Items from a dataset

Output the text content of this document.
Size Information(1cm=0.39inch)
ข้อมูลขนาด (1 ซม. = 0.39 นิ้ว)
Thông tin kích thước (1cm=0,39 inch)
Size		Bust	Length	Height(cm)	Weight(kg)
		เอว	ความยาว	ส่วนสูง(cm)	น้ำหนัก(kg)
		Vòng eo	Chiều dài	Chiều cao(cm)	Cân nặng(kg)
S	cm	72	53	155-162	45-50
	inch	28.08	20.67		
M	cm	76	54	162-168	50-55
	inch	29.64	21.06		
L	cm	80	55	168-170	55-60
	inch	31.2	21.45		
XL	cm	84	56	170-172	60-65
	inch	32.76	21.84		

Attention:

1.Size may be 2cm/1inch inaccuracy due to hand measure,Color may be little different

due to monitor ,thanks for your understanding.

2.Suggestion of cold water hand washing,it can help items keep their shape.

** Requirement **
Search the entries for "hand" and copy out each line that has it.

** Task answer **
1.Size may be 2cm/1inch inaccuracy due to hand measure,Color may be little different
2.Suggestion of cold water hand washing,it can help items keep their shape.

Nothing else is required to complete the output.